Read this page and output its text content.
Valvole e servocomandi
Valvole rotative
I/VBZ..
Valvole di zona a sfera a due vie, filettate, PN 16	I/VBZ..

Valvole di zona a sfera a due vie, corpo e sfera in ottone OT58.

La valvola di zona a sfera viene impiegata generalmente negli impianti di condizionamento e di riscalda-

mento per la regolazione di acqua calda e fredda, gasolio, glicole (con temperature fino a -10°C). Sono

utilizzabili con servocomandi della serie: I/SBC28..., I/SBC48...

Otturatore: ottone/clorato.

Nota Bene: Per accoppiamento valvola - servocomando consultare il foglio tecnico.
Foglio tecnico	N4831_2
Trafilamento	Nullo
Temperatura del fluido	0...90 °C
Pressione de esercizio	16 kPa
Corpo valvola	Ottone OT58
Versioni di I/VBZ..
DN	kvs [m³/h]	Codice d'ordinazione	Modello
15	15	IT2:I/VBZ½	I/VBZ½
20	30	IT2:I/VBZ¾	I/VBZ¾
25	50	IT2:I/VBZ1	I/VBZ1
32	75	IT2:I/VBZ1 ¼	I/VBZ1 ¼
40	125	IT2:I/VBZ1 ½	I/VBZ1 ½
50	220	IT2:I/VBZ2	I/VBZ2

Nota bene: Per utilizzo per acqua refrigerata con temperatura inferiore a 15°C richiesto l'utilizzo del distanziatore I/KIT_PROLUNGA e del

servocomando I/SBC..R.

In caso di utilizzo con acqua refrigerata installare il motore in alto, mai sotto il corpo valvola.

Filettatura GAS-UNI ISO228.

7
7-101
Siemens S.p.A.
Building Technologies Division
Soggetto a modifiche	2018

Stated problem:
Go over the records above and tally each line that includes "Valvole". Give the total by itself.

The response:
4